# [Set exercise]
Among the lines below, count those containing the word "icon". Give the number only.

# [Data listing]
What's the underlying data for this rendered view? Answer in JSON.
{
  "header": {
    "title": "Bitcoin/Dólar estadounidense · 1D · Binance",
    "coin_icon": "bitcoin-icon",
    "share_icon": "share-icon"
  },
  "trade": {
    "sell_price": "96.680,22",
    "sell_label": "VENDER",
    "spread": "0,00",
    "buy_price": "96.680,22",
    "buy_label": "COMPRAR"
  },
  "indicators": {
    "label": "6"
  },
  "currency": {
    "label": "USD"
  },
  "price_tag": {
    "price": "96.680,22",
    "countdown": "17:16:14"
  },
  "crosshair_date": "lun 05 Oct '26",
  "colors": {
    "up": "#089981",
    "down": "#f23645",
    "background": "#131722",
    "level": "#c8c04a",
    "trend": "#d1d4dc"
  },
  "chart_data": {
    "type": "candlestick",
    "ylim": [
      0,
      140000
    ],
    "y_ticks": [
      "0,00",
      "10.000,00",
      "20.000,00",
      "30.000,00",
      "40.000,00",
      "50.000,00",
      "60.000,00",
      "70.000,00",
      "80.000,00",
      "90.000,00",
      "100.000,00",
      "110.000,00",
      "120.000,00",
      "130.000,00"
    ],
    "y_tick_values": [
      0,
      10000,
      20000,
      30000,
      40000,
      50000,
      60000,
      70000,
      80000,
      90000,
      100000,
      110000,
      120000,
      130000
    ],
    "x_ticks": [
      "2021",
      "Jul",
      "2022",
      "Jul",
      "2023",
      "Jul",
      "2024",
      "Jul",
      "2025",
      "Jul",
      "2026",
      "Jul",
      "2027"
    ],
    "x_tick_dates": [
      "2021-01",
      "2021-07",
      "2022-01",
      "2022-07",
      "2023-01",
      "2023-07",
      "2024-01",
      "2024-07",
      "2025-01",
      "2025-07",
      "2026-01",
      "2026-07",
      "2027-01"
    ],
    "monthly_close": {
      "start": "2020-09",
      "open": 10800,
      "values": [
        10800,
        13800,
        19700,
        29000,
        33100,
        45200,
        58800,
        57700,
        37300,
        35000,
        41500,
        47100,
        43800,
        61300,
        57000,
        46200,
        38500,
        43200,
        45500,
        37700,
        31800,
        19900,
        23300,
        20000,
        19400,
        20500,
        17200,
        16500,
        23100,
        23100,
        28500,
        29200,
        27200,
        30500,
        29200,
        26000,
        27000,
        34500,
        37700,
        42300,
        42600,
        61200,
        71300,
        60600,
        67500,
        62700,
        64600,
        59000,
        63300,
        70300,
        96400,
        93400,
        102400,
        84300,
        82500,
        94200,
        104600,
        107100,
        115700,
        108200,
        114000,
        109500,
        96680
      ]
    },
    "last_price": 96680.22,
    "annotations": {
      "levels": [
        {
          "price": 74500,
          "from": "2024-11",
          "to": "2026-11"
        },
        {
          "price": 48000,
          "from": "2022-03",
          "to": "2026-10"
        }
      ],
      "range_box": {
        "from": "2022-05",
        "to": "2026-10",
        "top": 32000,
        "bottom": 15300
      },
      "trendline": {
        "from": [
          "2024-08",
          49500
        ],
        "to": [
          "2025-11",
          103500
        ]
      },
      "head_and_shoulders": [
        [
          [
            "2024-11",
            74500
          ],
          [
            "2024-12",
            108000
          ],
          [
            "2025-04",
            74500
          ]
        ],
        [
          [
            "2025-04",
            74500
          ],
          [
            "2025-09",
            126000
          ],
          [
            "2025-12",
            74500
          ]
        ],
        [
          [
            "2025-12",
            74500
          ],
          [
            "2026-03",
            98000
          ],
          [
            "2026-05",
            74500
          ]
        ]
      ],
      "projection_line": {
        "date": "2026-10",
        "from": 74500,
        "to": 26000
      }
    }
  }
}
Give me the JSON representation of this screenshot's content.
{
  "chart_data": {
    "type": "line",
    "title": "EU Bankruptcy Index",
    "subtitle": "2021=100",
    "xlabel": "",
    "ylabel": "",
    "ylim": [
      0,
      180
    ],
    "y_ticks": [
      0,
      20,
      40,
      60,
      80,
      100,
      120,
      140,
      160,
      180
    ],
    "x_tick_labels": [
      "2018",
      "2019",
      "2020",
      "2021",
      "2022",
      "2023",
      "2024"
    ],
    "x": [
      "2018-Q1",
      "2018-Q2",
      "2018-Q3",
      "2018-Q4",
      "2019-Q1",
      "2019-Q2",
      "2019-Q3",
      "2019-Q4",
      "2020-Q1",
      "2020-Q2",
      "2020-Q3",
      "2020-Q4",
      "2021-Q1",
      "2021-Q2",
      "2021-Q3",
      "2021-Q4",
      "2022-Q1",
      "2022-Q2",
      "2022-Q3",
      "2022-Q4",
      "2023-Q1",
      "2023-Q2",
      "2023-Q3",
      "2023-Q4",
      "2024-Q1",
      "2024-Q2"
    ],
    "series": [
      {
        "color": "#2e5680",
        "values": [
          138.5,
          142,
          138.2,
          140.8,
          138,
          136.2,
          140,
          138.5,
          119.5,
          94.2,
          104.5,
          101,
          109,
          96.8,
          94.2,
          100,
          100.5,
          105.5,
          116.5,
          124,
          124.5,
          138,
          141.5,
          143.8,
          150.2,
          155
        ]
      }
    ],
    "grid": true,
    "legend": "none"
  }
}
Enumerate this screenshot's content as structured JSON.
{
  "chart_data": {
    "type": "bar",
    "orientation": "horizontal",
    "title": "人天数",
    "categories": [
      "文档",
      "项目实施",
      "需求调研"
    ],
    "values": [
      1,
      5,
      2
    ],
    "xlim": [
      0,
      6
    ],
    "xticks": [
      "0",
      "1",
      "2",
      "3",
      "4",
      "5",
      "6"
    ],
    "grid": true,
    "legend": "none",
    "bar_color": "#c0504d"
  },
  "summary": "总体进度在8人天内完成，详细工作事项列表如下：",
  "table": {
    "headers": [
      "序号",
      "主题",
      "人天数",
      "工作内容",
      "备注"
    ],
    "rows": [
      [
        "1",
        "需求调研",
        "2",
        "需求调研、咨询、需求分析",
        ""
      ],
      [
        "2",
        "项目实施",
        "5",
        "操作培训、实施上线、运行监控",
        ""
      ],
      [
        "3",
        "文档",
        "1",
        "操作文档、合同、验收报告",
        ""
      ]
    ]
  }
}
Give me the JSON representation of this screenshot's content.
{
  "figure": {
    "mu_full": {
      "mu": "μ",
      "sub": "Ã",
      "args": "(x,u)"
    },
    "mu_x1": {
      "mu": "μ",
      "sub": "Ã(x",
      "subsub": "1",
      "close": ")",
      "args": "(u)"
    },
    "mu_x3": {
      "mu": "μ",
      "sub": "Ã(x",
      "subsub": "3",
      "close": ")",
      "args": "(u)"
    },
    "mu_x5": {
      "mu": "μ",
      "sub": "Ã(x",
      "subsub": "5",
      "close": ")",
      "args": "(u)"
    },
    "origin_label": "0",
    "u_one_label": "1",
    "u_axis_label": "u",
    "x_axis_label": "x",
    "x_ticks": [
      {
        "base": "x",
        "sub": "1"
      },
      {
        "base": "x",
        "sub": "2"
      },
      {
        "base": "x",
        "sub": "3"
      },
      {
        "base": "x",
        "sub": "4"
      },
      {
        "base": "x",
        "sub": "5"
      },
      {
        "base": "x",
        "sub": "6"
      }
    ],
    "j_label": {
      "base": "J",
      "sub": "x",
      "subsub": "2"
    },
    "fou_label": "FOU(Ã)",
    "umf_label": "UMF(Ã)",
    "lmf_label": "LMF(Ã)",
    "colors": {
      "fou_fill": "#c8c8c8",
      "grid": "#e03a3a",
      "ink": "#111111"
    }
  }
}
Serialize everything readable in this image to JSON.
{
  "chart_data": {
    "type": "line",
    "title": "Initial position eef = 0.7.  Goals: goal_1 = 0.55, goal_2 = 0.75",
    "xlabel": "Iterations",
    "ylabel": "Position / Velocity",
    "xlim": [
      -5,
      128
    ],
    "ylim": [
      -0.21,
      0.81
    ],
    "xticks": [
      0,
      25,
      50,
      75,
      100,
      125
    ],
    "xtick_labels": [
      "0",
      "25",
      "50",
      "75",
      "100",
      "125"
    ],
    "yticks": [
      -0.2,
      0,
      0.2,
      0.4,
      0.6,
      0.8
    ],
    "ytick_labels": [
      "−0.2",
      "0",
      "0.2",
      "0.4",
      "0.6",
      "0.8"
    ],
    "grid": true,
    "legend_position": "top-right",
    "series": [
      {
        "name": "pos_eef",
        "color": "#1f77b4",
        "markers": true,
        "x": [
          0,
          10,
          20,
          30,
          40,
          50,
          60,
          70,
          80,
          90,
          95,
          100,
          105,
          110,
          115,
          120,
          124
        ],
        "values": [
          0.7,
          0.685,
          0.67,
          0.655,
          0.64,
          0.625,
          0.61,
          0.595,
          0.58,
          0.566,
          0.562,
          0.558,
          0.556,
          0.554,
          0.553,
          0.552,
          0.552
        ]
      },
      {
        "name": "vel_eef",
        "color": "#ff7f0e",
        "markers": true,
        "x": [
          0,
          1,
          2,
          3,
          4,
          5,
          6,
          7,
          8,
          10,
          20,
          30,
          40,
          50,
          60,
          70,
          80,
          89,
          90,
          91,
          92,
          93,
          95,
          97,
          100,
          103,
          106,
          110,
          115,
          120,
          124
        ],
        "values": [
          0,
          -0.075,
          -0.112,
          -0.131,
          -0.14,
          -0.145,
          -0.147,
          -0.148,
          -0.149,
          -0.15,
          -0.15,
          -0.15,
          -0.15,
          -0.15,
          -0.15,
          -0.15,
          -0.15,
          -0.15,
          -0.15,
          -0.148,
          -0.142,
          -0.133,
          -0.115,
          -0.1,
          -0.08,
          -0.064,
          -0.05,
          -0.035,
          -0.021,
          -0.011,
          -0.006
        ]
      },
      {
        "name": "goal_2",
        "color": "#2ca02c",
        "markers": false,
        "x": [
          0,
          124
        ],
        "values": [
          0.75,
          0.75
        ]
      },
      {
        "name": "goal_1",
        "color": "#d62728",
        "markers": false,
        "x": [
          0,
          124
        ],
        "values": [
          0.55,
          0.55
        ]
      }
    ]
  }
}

# [Final answer]
2